● TASK
Write the entries below out again exactly; any picture in them stays out.

--- THE INPUT ---

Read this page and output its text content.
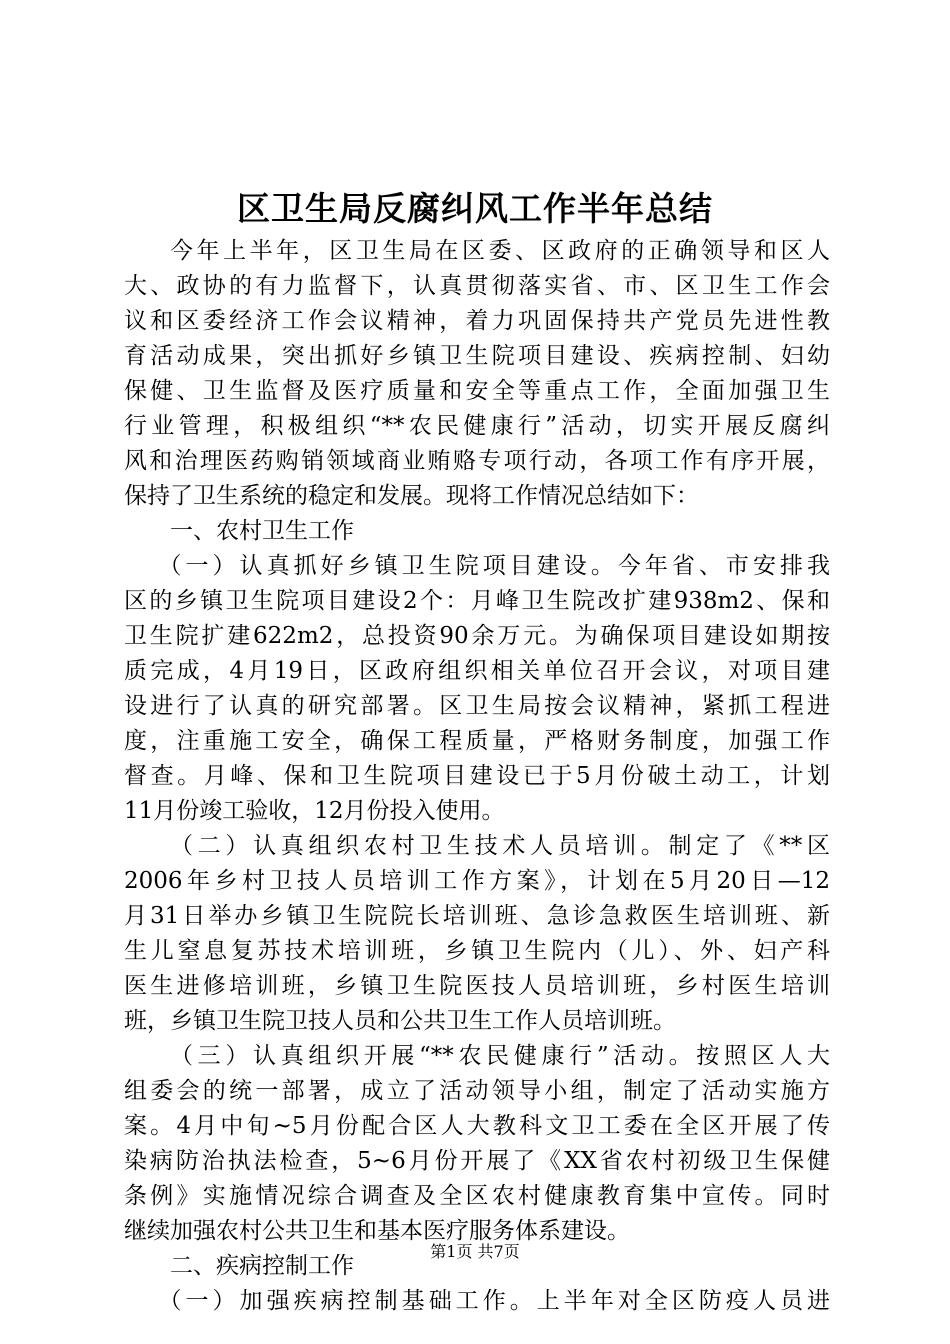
区卫生局反腐纠风工作半年总结
今年上半年，区卫生局在区委、区政府的正确领导和区人
大、政协的有力监督下，认真贯彻落实省、市、区卫生工作会
议和区委经济工作会议精神，着力巩固保持共产党员先进性教
育活动成果，突出抓好乡镇卫生院项目建设、疾病控制、妇幼
保健、卫生监督及医疗质量和安全等重点工作，全面加强卫生
行业管理，积极组织“**农民健康行”活动，切实开展反腐纠
风和治理医药购销领域商业贿赂专项行动，各项工作有序开展，
保持了卫生系统的稳定和发展。现将工作情况总结如下：
一、农村卫生工作
（一）认真抓好乡镇卫生院项目建设。今年省、市安排我
区的乡镇卫生院项目建设2个：月峰卫生院改扩建938m2、保和
卫生院扩建622m2，总投资90余万元。为确保项目建设如期按
质完成，4月19日，区政府组织相关单位召开会议，对项目建
设进行了认真的研究部署。区卫生局按会议精神，紧抓工程进
度，注重施工安全，确保工程质量，严格财务制度，加强工作
督查。月峰、保和卫生院项目建设已于5月份破土动工，计划
11月份竣工验收，12月份投入使用。
（二）认真组织农村卫生技术人员培训。制定了《**区
2006年乡村卫技人员培训工作方案》，计划在5月20日—12
月31日举办乡镇卫生院院长培训班、急诊急救医生培训班、新
生儿窒息复苏技术培训班，乡镇卫生院内（儿）、外、妇产科
医生进修培训班，乡镇卫生院医技人员培训班，乡村医生培训
班，乡镇卫生院卫技人员和公共卫生工作人员培训班。
（三）认真组织开展“**农民健康行”活动。按照区人大
组委会的统一部署，成立了活动领导小组，制定了活动实施方
案。4月中旬~5月份配合区人大教科文卫工委在全区开展了传
染病防治执法检查，5~6月份开展了《XX省农村初级卫生保健
条例》实施情况综合调查及全区农村健康教育集中宣传。同时
继续加强农村公共卫生和基本医疗服务体系建设。
二、疾病控制工作
（一）加强疾病控制基础工作。上半年对全区防疫人员进
第1页 共7页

---

● WRITTEN ANSWER
Read this page and output its text content.
区卫生局反腐纠风工作半年总结
今年上半年，区卫生局在区委、区政府的正确领导和区人
大、政协的有力监督下，认真贯彻落实省、市、区卫生工作会
议和区委经济工作会议精神，着力巩固保持共产党员先进性教
育活动成果，突出抓好乡镇卫生院项目建设、疾病控制、妇幼
保健、卫生监督及医疗质量和安全等重点工作，全面加强卫生
行业管理，积极组织“**农民健康行”活动，切实开展反腐纠
风和治理医药购销领域商业贿赂专项行动，各项工作有序开展，
保持了卫生系统的稳定和发展。现将工作情况总结如下：
一、农村卫生工作
（一）认真抓好乡镇卫生院项目建设。今年省、市安排我
区的乡镇卫生院项目建设2个：月峰卫生院改扩建938m2、保和
卫生院扩建622m2，总投资90余万元。为确保项目建设如期按
质完成，4月19日，区政府组织相关单位召开会议，对项目建
设进行了认真的研究部署。区卫生局按会议精神，紧抓工程进
度，注重施工安全，确保工程质量，严格财务制度，加强工作
督查。月峰、保和卫生院项目建设已于5月份破土动工，计划
11月份竣工验收，12月份投入使用。
（二）认真组织农村卫生技术人员培训。制定了《**区
2006年乡村卫技人员培训工作方案》，计划在5月20日—12
月31日举办乡镇卫生院院长培训班、急诊急救医生培训班、新
生儿窒息复苏技术培训班，乡镇卫生院内（儿）、外、妇产科
医生进修培训班，乡镇卫生院医技人员培训班，乡村医生培训
班，乡镇卫生院卫技人员和公共卫生工作人员培训班。
（三）认真组织开展“**农民健康行”活动。按照区人大
组委会的统一部署，成立了活动领导小组，制定了活动实施方
案。4月中旬~5月份配合区人大教科文卫工委在全区开展了传
染病防治执法检查，5~6月份开展了《XX省农村初级卫生保健
条例》实施情况综合调查及全区农村健康教育集中宣传。同时
继续加强农村公共卫生和基本医疗服务体系建设。
二、疾病控制工作
（一）加强疾病控制基础工作。上半年对全区防疫人员进
第1页 共7页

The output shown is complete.